▶ **THE INPUT**:
*****
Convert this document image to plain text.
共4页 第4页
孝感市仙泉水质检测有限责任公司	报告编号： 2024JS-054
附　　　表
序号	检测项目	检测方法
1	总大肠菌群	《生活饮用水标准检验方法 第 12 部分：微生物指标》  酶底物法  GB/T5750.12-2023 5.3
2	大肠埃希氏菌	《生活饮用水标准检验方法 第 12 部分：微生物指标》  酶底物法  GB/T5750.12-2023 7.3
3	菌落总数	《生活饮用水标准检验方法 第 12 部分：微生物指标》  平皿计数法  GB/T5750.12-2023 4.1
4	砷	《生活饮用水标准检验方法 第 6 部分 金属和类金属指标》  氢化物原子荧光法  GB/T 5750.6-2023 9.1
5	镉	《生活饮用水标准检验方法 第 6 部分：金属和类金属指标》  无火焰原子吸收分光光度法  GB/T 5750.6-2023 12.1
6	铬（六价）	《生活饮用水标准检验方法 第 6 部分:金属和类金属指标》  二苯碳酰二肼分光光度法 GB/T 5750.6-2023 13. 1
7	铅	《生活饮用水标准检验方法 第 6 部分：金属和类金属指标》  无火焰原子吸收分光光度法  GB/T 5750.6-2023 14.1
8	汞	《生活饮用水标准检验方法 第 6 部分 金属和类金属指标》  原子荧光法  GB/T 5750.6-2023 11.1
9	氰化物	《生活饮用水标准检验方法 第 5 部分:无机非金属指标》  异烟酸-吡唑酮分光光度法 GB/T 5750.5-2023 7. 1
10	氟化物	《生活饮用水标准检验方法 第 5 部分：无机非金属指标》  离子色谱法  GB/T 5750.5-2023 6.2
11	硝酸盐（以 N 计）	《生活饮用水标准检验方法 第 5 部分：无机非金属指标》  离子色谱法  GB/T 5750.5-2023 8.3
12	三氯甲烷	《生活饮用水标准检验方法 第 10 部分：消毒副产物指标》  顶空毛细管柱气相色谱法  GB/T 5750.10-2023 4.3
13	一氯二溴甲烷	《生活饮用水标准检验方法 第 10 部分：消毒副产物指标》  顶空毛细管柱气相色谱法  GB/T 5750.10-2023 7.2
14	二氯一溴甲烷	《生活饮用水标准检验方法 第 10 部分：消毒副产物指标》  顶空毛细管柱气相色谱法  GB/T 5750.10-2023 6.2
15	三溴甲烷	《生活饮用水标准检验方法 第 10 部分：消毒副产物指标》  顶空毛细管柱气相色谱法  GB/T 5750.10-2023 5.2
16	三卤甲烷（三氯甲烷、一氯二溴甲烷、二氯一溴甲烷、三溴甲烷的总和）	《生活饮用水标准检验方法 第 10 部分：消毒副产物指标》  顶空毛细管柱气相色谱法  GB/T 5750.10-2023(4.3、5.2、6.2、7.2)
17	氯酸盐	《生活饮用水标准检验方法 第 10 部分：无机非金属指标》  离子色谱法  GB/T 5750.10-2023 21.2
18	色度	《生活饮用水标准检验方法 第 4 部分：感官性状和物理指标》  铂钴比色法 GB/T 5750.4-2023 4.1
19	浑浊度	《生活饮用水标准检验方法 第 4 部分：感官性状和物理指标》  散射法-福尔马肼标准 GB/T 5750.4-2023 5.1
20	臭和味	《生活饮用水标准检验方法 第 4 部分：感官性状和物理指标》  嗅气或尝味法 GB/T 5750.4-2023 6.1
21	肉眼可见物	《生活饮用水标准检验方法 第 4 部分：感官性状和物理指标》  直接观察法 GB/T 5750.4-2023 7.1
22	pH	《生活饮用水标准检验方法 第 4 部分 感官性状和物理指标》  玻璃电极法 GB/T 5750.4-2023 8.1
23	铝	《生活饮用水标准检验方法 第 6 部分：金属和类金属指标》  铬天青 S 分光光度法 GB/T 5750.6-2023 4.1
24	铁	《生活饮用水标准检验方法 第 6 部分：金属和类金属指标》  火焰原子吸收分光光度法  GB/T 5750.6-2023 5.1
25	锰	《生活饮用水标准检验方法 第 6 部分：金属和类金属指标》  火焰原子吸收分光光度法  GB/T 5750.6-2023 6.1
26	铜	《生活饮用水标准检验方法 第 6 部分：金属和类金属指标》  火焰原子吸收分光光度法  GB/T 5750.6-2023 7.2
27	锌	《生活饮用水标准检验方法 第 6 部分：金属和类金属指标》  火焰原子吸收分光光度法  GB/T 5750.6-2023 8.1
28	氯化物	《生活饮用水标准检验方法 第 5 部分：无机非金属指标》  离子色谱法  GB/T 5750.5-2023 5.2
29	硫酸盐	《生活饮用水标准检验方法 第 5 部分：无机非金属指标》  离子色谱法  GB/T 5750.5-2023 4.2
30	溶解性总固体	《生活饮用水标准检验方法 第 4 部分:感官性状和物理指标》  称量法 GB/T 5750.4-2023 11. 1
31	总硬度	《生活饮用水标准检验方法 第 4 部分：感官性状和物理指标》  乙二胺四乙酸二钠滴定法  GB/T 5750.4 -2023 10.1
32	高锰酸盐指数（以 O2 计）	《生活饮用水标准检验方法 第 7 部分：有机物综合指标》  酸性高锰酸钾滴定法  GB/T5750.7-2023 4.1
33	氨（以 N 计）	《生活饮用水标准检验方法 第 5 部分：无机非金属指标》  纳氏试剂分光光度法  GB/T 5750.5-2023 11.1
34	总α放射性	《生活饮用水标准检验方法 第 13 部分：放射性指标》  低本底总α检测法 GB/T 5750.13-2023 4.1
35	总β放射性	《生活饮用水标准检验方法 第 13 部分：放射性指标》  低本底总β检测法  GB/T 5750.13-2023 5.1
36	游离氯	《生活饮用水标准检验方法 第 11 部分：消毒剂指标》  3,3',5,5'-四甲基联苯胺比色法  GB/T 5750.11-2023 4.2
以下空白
*****
▶ **REQUIREMENT**: Go through the preceding material and copy each line that has the word "三氯甲烷".

▶ **SOLUTION**:
12	三氯甲烷	《生活饮用水标准检验方法 第 10 部分：消毒副产物指标》  顶空毛细管柱气相色谱法  GB/T 5750.10-2023 4.3
16	三卤甲烷（三氯甲烷、一氯二溴甲烷、二氯一溴甲烷、三溴甲烷的总和）	《生活饮用水标准检验方法 第 10 部分：消毒副产物指标》  顶空毛细管柱气相色谱法  GB/T 5750.10-2023(4.3、5.2、6.2、7.2)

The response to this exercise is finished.